◆ WHAT IS BEING ASKED
Read through the data and count the lines that contain the string "Hoàng"; give only the result.
##### RECORDS PROVIDED #####
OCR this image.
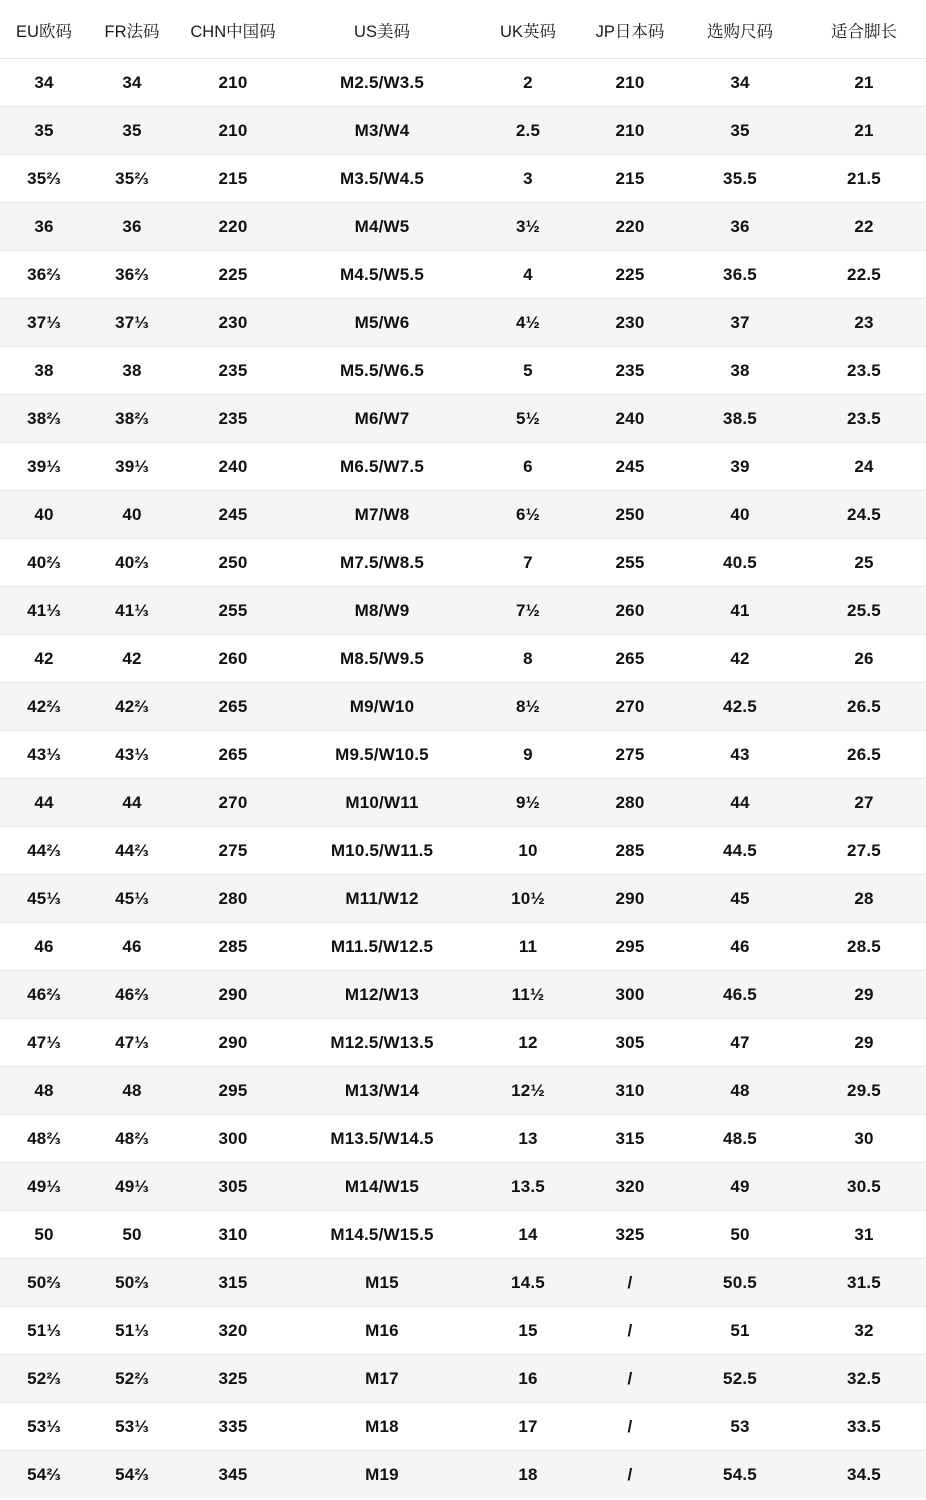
EU欧码	FR法码	CHN中国码	US美码	UK英码	JP日本码	选购尺码	适合脚长
34	34	210	M2.5/W3.5	2	210	34	21
35	35	210	M3/W4	2.5	210	35	21
35⅔	35⅔	215	M3.5/W4.5	3	215	35.5	21.5
36	36	220	M4/W5	3½	220	36	22
36⅔	36⅔	225	M4.5/W5.5	4	225	36.5	22.5
37⅓	37⅓	230	M5/W6	4½	230	37	23
38	38	235	M5.5/W6.5	5	235	38	23.5
38⅔	38⅔	235	M6/W7	5½	240	38.5	23.5
39⅓	39⅓	240	M6.5/W7.5	6	245	39	24
40	40	245	M7/W8	6½	250	40	24.5
40⅔	40⅔	250	M7.5/W8.5	7	255	40.5	25
41⅓	41⅓	255	M8/W9	7½	260	41	25.5
42	42	260	M8.5/W9.5	8	265	42	26
42⅔	42⅔	265	M9/W10	8½	270	42.5	26.5
43⅓	43⅓	265	M9.5/W10.5	9	275	43	26.5
44	44	270	M10/W11	9½	280	44	27
44⅔	44⅔	275	M10.5/W11.5	10	285	44.5	27.5
45⅓	45⅓	280	M11/W12	10½	290	45	28
46	46	285	M11.5/W12.5	11	295	46	28.5
46⅔	46⅔	290	M12/W13	11½	300	46.5	29
47⅓	47⅓	290	M12.5/W13.5	12	305	47	29
48	48	295	M13/W14	12½	310	48	29.5
48⅔	48⅔	300	M13.5/W14.5	13	315	48.5	30
49⅓	49⅓	305	M14/W15	13.5	320	49	30.5
50	50	310	M14.5/W15.5	14	325	50	31
50⅔	50⅔	315	M15	14.5	/	50.5	31.5
51⅓	51⅓	320	M16	15	/	51	32
52⅔	52⅔	325	M17	16	/	52.5	32.5
53⅓	53⅓	335	M18	17	/	53	33.5
54⅔	54⅔	345	M19	18	/	54.5	34.5
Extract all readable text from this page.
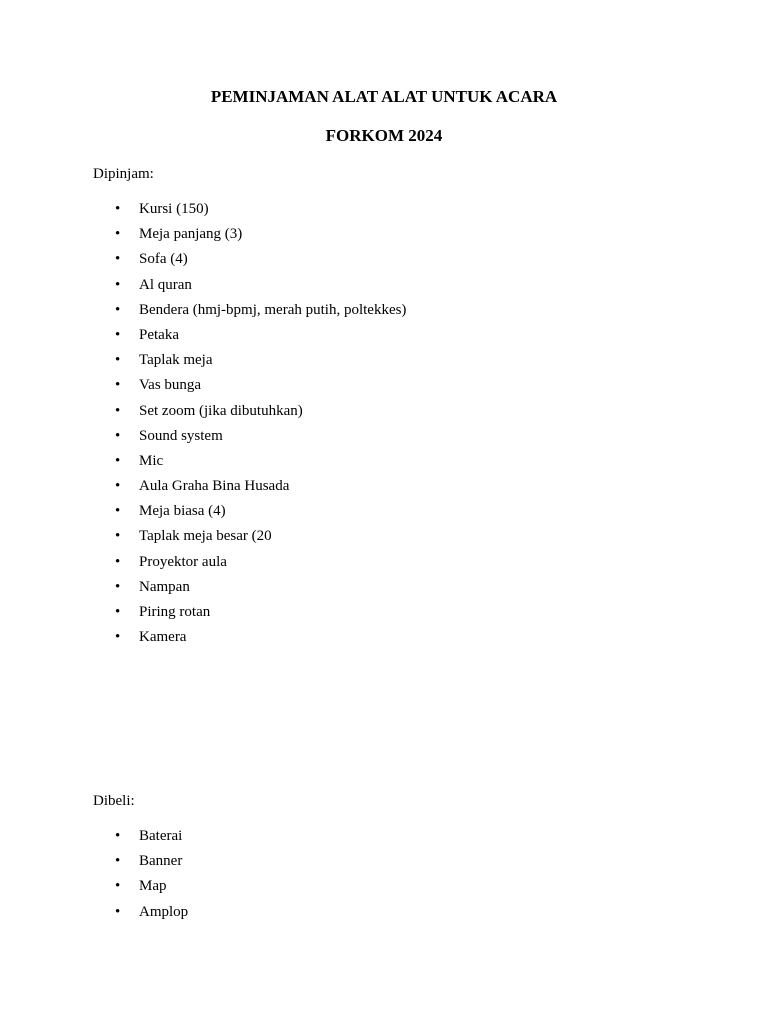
PEMINJAMAN ALAT ALAT UNTUK ACARA
FORKOM 2024

Dipinjam:

• Kursi (150)
• Meja panjang (3)
• Sofa (4)
• Al quran
• Bendera (hmj-bpmj, merah putih, poltekkes)
• Petaka
• Taplak meja
• Vas bunga
• Set zoom (jika dibutuhkan)
• Sound system
• Mic
• Aula Graha Bina Husada
• Meja biasa (4)
• Taplak meja besar (20
• Proyektor aula
• Nampan
• Piring rotan
• Kamera

Dibeli:

• Baterai
• Banner
• Map
• Amplop
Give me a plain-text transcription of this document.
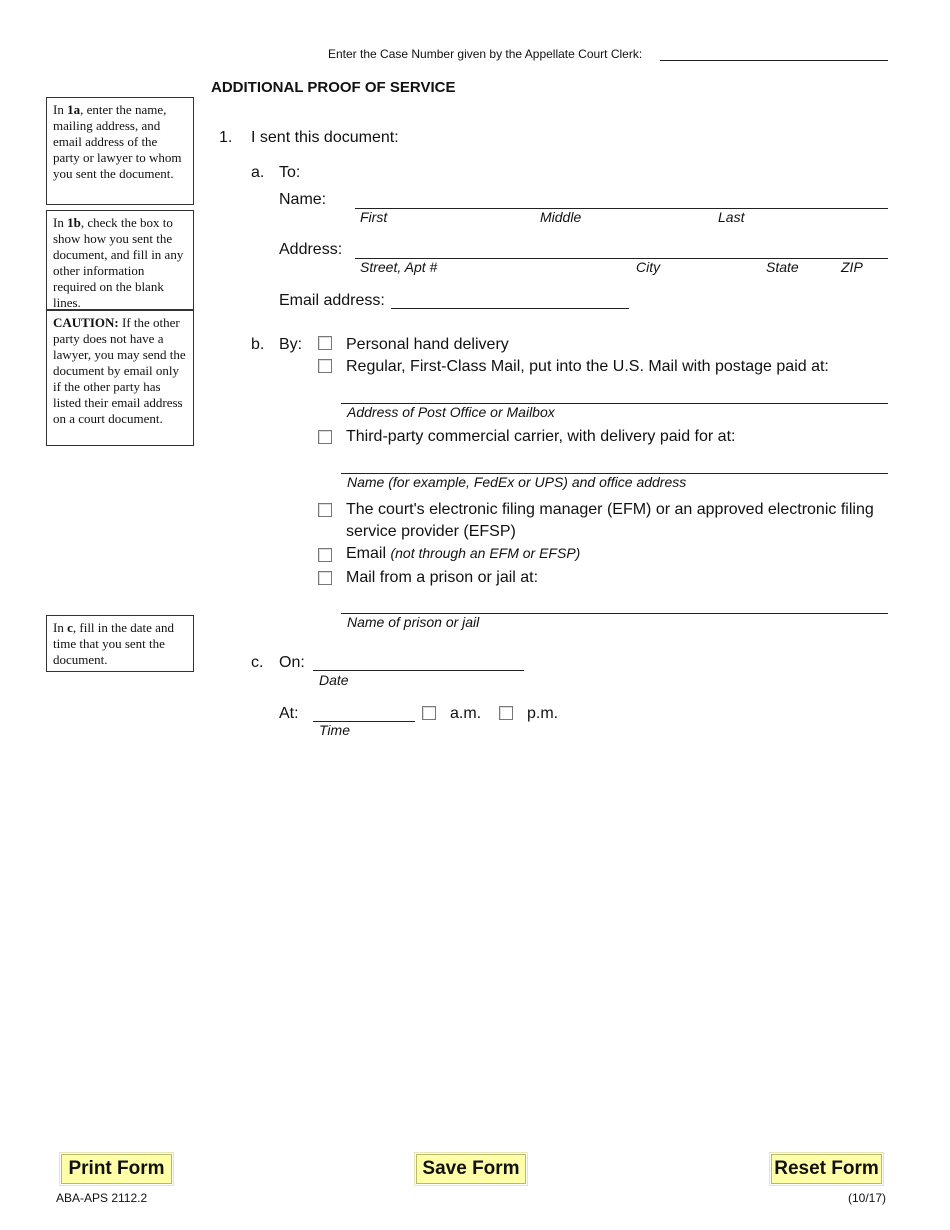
Enter the Case Number given by the Appellate Court Clerk:
ADDITIONAL PROOF OF SERVICE
In 1a, enter the name, mailing address, and email address of the party or lawyer to whom you sent the document.
In 1b, check the box to show how you sent the document, and fill in any other information required on the blank lines.
CAUTION: If the other party does not have a lawyer, you may send the document by email only if the other party has listed their email address on a court document.
In c, fill in the date and time that you sent the document.
1. I sent this document:
a. To:
Name:
First	Middle	Last
Address:
Street, Apt #	City	State	ZIP
Email address:
b. By:	Personal hand delivery
Regular, First-Class Mail, put into the U.S. Mail with postage paid at:
Address of Post Office or Mailbox
Third-party commercial carrier, with delivery paid for at:
Name (for example, FedEx or UPS) and office address
The court's electronic filing manager (EFM) or an approved electronic filing
service provider (EFSP)
Email (not through an EFM or EFSP)
Mail from a prison or jail at:
Name of prison or jail
c. On:
Date
At:
Time
a.m.	p.m.
Print Form	Save Form	Reset Form
ABA-APS 2112.2	(10/17)
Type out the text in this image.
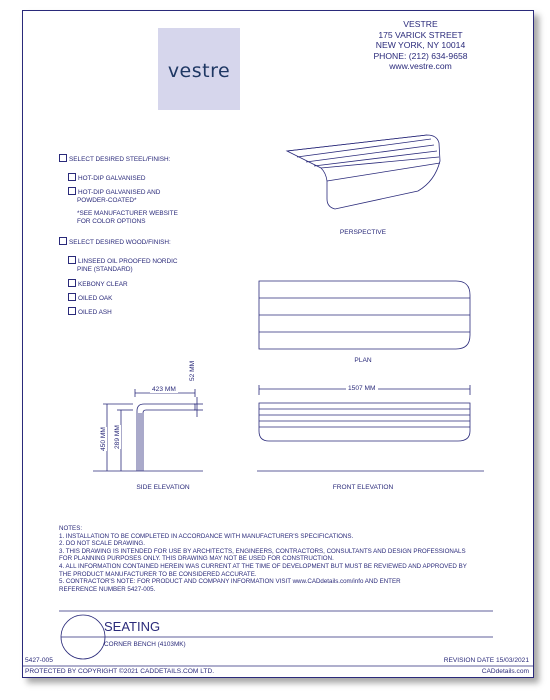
vestre
VESTRE
175 VARICK STREET
NEW YORK, NY 10014
PHONE: (212) 634-9658
www.vestre.com
SELECT DESIRED STEEL/FINISH:
HOT-DIP GALVANISED
HOT-DIP GALVANISED AND
POWDER-COATED*
*SEE MANUFACTURER WEBSITE
FOR COLOR OPTIONS
SELECT DESIRED WOOD/FINISH:
LINSEED OIL PROOFED NORDIC
PINE (STANDARD)
KEBONY CLEAR
OILED OAK
OILED ASH
PERSPECTIVE
PLAN
SIDE ELEVATION	FRONT ELEVATION
423 MM
52 MM
450 MM 289 MM
1507 MM
NOTES:
1. INSTALLATION TO BE COMPLETED IN ACCORDANCE WITH MANUFACTURER'S SPECIFICATIONS.
2. DO NOT SCALE DRAWING.
3. THIS DRAWING IS INTENDED FOR USE BY ARCHITECTS, ENGINEERS, CONTRACTORS, CONSULTANTS AND DESIGN PROFESSIONALS
FOR PLANNING PURPOSES ONLY. THIS DRAWING MAY NOT BE USED FOR CONSTRUCTION.
4. ALL INFORMATION CONTAINED HEREIN WAS CURRENT AT THE TIME OF DEVELOPMENT BUT MUST BE REVIEWED AND APPROVED BY
THE PRODUCT MANUFACTURER TO BE CONSIDERED ACCURATE.
5. CONTRACTOR'S NOTE: FOR PRODUCT AND COMPANY INFORMATION VISIT www.CADdetails.com/info AND ENTER
REFERENCE NUMBER 5427-005.
SEATING
CORNER BENCH (4103MK)
5427-005	REVISION DATE 15/03/2021
PROTECTED BY COPYRIGHT ©2021 CADDETAILS.COM LTD.	CADdetails.com
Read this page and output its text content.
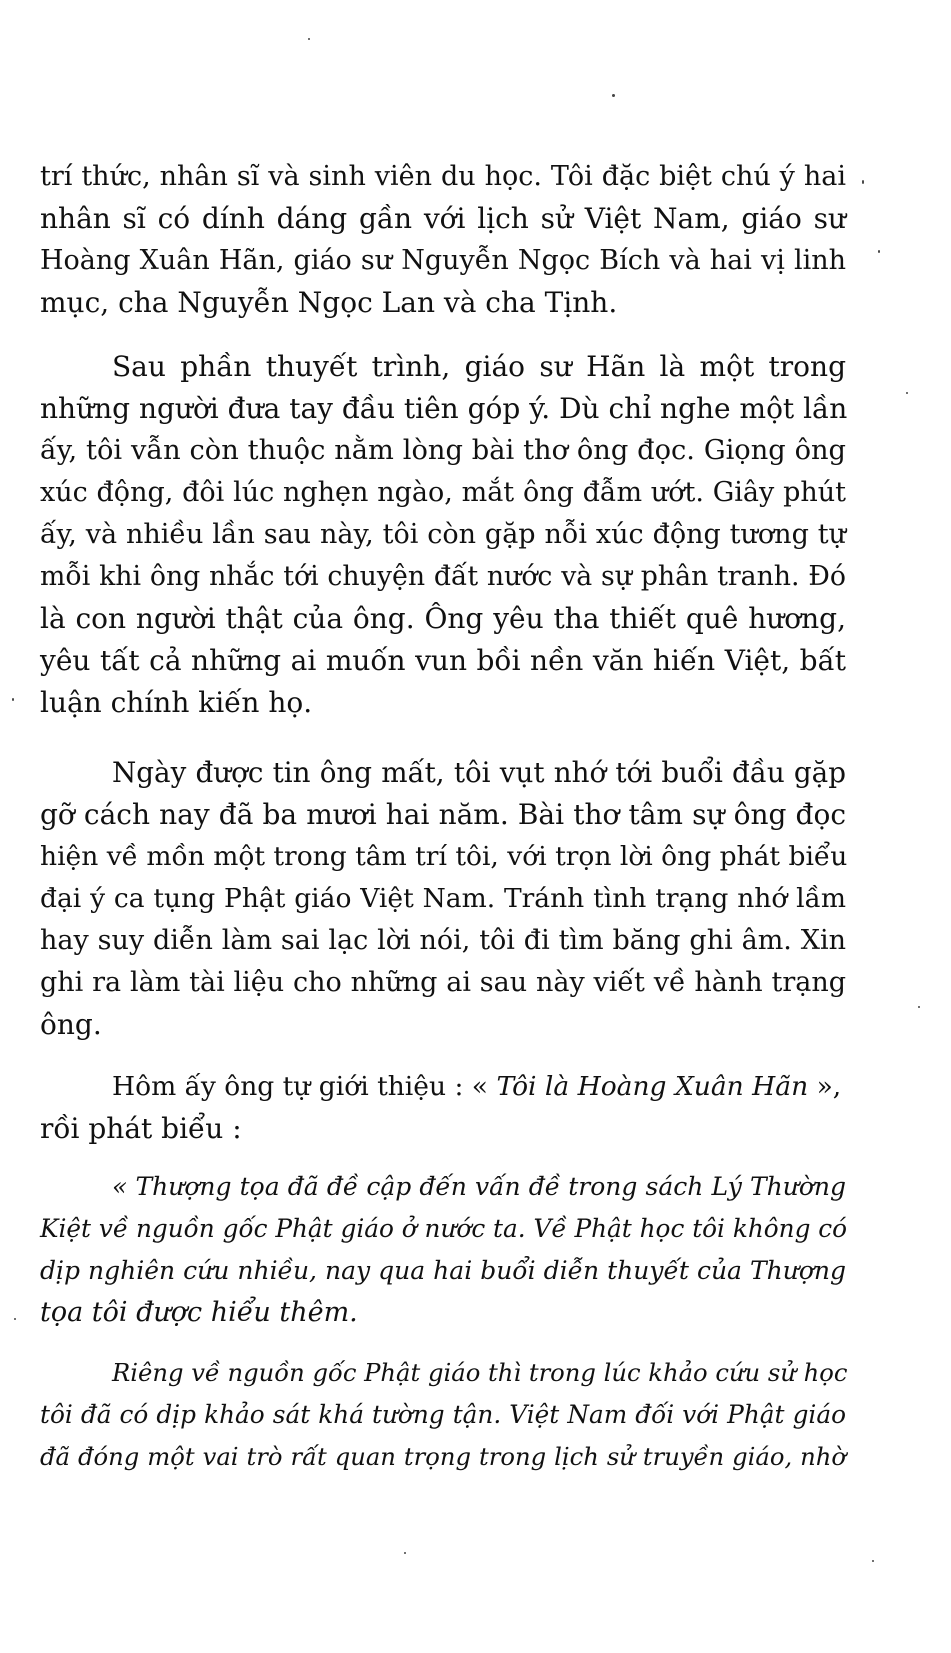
trí thức, nhân sĩ và sinh viên du học. Tôi đặc biệt chú ý hai
nhân sĩ có dính dáng gần với lịch sử Việt Nam, giáo sư
Hoàng Xuân Hãn, giáo sư Nguyễn Ngọc Bích và hai vị linh
mục, cha Nguyễn Ngọc Lan và cha Tịnh.
Sau phần thuyết trình, giáo sư Hãn là một trong
những người đưa tay đầu tiên góp ý. Dù chỉ nghe một lần
ấy, tôi vẫn còn thuộc nằm lòng bài thơ ông đọc. Giọng ông
xúc động, đôi lúc nghẹn ngào, mắt ông đẫm ướt. Giây phút
ấy, và nhiều lần sau này, tôi còn gặp nỗi xúc động tương tự
mỗi khi ông nhắc tới chuyện đất nước và sự phân tranh. Đó
là con người thật của ông. Ông yêu tha thiết quê hương,
yêu tất cả những ai muốn vun bồi nền văn hiến Việt, bất
luận chính kiến họ.
Ngày được tin ông mất, tôi vụt nhớ tới buổi đầu gặp
gỡ cách nay đã ba mươi hai năm. Bài thơ tâm sự ông đọc
hiện về mồn một trong tâm trí tôi, với trọn lời ông phát biểu
đại ý ca tụng Phật giáo Việt Nam. Tránh tình trạng nhớ lầm
hay suy diễn làm sai lạc lời nói, tôi đi tìm băng ghi âm. Xin
ghi ra làm tài liệu cho những ai sau này viết về hành trạng
ông.
Hôm ấy ông tự giới thiệu : « Tôi là Hoàng Xuân Hãn »,
rồi phát biểu :
« Thượng tọa đã đề cập đến vấn đề trong sách Lý Thường
Kiệt về nguồn gốc Phật giáo ở nước ta. Về Phật học tôi không có
dịp nghiên cứu nhiều, nay qua hai buổi diễn thuyết của Thượng
tọa tôi được hiểu thêm.
Riêng về nguồn gốc Phật giáo thì trong lúc khảo cứu sử học
tôi đã có dịp khảo sát khá tường tận. Việt Nam đối với Phật giáo
đã đóng một vai trò rất quan trọng trong lịch sử truyền giáo, nhờ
#####
◆ TASK OUTPUT
2